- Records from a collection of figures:
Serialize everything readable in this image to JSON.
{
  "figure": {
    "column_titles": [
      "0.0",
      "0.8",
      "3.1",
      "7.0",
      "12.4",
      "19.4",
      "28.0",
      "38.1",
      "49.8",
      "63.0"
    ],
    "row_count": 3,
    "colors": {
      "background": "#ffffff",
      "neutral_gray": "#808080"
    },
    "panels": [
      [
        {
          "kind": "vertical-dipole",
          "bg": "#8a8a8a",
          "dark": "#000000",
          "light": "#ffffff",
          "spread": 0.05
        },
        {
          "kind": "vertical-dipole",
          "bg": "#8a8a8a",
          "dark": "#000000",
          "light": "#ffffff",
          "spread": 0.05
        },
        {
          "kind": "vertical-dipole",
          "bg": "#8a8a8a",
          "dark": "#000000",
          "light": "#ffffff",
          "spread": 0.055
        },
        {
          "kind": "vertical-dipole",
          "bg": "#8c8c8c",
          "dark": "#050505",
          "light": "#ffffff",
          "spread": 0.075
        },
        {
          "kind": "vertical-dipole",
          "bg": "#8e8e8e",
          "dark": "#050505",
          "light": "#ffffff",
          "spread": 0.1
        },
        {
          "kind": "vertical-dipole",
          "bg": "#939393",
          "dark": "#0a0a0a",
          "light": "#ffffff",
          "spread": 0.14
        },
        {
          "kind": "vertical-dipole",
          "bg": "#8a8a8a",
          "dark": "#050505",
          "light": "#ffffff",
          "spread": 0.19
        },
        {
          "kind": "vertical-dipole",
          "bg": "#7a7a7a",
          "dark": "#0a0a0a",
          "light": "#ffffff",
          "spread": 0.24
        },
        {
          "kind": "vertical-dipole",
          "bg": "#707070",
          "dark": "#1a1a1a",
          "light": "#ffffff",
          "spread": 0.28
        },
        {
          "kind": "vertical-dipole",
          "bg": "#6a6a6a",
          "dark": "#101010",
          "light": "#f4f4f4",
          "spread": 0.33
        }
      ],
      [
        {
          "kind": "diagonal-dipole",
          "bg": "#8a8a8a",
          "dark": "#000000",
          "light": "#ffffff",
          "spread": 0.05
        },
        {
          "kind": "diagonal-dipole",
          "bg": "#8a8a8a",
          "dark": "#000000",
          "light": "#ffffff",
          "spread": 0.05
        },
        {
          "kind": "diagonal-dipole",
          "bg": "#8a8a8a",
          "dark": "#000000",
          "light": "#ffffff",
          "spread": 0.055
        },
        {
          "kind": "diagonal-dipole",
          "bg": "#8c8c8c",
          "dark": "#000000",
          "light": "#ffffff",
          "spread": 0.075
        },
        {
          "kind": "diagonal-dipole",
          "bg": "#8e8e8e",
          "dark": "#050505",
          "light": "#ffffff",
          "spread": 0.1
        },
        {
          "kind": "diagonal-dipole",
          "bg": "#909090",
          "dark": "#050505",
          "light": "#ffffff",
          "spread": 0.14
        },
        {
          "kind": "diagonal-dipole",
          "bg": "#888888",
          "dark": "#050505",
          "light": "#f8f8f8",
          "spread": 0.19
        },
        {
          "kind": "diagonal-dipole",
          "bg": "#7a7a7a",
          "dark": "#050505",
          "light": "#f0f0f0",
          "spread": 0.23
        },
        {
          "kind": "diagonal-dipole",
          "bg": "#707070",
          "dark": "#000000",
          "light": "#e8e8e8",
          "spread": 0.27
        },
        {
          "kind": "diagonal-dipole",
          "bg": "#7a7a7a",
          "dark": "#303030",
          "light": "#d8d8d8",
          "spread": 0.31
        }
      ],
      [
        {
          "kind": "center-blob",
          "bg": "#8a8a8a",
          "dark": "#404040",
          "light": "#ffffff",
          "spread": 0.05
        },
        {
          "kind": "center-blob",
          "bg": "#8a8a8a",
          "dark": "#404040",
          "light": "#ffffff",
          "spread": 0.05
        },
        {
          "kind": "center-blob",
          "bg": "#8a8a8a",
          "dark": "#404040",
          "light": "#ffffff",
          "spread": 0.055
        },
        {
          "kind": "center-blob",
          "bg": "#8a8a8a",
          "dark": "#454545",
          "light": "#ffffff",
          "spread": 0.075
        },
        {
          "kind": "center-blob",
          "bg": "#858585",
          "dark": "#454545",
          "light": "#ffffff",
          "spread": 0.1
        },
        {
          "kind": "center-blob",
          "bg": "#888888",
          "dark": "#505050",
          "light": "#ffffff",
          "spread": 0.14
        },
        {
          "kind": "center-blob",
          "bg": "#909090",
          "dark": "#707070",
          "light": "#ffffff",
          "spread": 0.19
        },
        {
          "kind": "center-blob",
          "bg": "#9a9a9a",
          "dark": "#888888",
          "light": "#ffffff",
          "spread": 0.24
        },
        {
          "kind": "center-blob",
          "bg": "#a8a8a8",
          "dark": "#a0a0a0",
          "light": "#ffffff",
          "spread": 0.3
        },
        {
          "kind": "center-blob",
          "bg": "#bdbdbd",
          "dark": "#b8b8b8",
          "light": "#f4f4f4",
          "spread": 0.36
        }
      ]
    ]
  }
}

- INSTRUCTION: Reproduce the material precisely, including every line.

- ANSWER FOR THE TASK:
Serialize everything readable in this image to JSON.
{
  "figure": {
    "column_titles": [
      "0.0",
      "0.8",
      "3.1",
      "7.0",
      "12.4",
      "19.4",
      "28.0",
      "38.1",
      "49.8",
      "63.0"
    ],
    "row_count": 3,
    "colors": {
      "background": "#ffffff",
      "neutral_gray": "#808080"
    },
    "panels": [
      [
        {
          "kind": "vertical-dipole",
          "bg": "#8a8a8a",
          "dark": "#000000",
          "light": "#ffffff",
          "spread": 0.05
        },
        {
          "kind": "vertical-dipole",
          "bg": "#8a8a8a",
          "dark": "#000000",
          "light": "#ffffff",
          "spread": 0.05
        },
        {
          "kind": "vertical-dipole",
          "bg": "#8a8a8a",
          "dark": "#000000",
          "light": "#ffffff",
          "spread": 0.055
        },
        {
          "kind": "vertical-dipole",
          "bg": "#8c8c8c",
          "dark": "#050505",
          "light": "#ffffff",
          "spread": 0.075
        },
        {
          "kind": "vertical-dipole",
          "bg": "#8e8e8e",
          "dark": "#050505",
          "light": "#ffffff",
          "spread": 0.1
        },
        {
          "kind": "vertical-dipole",
          "bg": "#939393",
          "dark": "#0a0a0a",
          "light": "#ffffff",
          "spread": 0.14
        },
        {
          "kind": "vertical-dipole",
          "bg": "#8a8a8a",
          "dark": "#050505",
          "light": "#ffffff",
          "spread": 0.19
        },
        {
          "kind": "vertical-dipole",
          "bg": "#7a7a7a",
          "dark": "#0a0a0a",
          "light": "#ffffff",
          "spread": 0.24
        },
        {
          "kind": "vertical-dipole",
          "bg": "#707070",
          "dark": "#1a1a1a",
          "light": "#ffffff",
          "spread": 0.28
        },
        {
          "kind": "vertical-dipole",
          "bg": "#6a6a6a",
          "dark": "#101010",
          "light": "#f4f4f4",
          "spread": 0.33
        }
      ],
      [
        {
          "kind": "diagonal-dipole",
          "bg": "#8a8a8a",
          "dark": "#000000",
          "light": "#ffffff",
          "spread": 0.05
        },
        {
          "kind": "diagonal-dipole",
          "bg": "#8a8a8a",
          "dark": "#000000",
          "light": "#ffffff",
          "spread": 0.05
        },
        {
          "kind": "diagonal-dipole",
          "bg": "#8a8a8a",
          "dark": "#000000",
          "light": "#ffffff",
          "spread": 0.055
        },
        {
          "kind": "diagonal-dipole",
          "bg": "#8c8c8c",
          "dark": "#000000",
          "light": "#ffffff",
          "spread": 0.075
        },
        {
          "kind": "diagonal-dipole",
          "bg": "#8e8e8e",
          "dark": "#050505",
          "light": "#ffffff",
          "spread": 0.1
        },
        {
          "kind": "diagonal-dipole",
          "bg": "#909090",
          "dark": "#050505",
          "light": "#ffffff",
          "spread": 0.14
        },
        {
          "kind": "diagonal-dipole",
          "bg": "#888888",
          "dark": "#050505",
          "light": "#f8f8f8",
          "spread": 0.19
        },
        {
          "kind": "diagonal-dipole",
          "bg": "#7a7a7a",
          "dark": "#050505",
          "light": "#f0f0f0",
          "spread": 0.23
        },
        {
          "kind": "diagonal-dipole",
          "bg": "#707070",
          "dark": "#000000",
          "light": "#e8e8e8",
          "spread": 0.27
        },
        {
          "kind": "diagonal-dipole",
          "bg": "#7a7a7a",
          "dark": "#303030",
          "light": "#d8d8d8",
          "spread": 0.31
        }
      ],
      [
        {
          "kind": "center-blob",
          "bg": "#8a8a8a",
          "dark": "#404040",
          "light": "#ffffff",
          "spread": 0.05
        },
        {
          "kind": "center-blob",
          "bg": "#8a8a8a",
          "dark": "#404040",
          "light": "#ffffff",
          "spread": 0.05
        },
        {
          "kind": "center-blob",
          "bg": "#8a8a8a",
          "dark": "#404040",
          "light": "#ffffff",
          "spread": 0.055
        },
        {
          "kind": "center-blob",
          "bg": "#8a8a8a",
          "dark": "#454545",
          "light": "#ffffff",
          "spread": 0.075
        },
        {
          "kind": "center-blob",
          "bg": "#858585",
          "dark": "#454545",
          "light": "#ffffff",
          "spread": 0.1
        },
        {
          "kind": "center-blob",
          "bg": "#888888",
          "dark": "#505050",
          "light": "#ffffff",
          "spread": 0.14
        },
        {
          "kind": "center-blob",
          "bg": "#909090",
          "dark": "#707070",
          "light": "#ffffff",
          "spread": 0.19
        },
        {
          "kind": "center-blob",
          "bg": "#9a9a9a",
          "dark": "#888888",
          "light": "#ffffff",
          "spread": 0.24
        },
        {
          "kind": "center-blob",
          "bg": "#a8a8a8",
          "dark": "#a0a0a0",
          "light": "#ffffff",
          "spread": 0.3
        },
        {
          "kind": "center-blob",
          "bg": "#bdbdbd",
          "dark": "#b8b8b8",
          "light": "#f4f4f4",
          "spread": 0.36
        }
      ]
    ]
  }
}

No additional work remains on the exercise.